PROBLEM DETAILS> All records should be reproduced verbatim.

SUPPLIED RECORDS>

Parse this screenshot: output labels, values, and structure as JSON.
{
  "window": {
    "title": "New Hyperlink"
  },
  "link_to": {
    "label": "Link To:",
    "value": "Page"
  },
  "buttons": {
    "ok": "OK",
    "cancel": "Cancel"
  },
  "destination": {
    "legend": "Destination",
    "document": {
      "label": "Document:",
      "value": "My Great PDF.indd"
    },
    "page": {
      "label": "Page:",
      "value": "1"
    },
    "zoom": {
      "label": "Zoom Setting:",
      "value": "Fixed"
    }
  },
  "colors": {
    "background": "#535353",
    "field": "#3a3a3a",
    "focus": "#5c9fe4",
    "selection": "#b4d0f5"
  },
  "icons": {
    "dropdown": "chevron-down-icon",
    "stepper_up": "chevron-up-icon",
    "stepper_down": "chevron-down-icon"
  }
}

RESPONSE FOR THIS EXERCISE>
Parse this screenshot: output labels, values, and structure as JSON.
{
  "window": {
    "title": "New Hyperlink"
  },
  "link_to": {
    "label": "Link To:",
    "value": "Page"
  },
  "buttons": {
    "ok": "OK",
    "cancel": "Cancel"
  },
  "destination": {
    "legend": "Destination",
    "document": {
      "label": "Document:",
      "value": "My Great PDF.indd"
    },
    "page": {
      "label": "Page:",
      "value": "1"
    },
    "zoom": {
      "label": "Zoom Setting:",
      "value": "Fixed"
    }
  },
  "colors": {
    "background": "#535353",
    "field": "#3a3a3a",
    "focus": "#5c9fe4",
    "selection": "#b4d0f5"
  },
  "icons": {
    "dropdown": "chevron-down-icon",
    "stepper_up": "chevron-up-icon",
    "stepper_down": "chevron-down-icon"
  }
}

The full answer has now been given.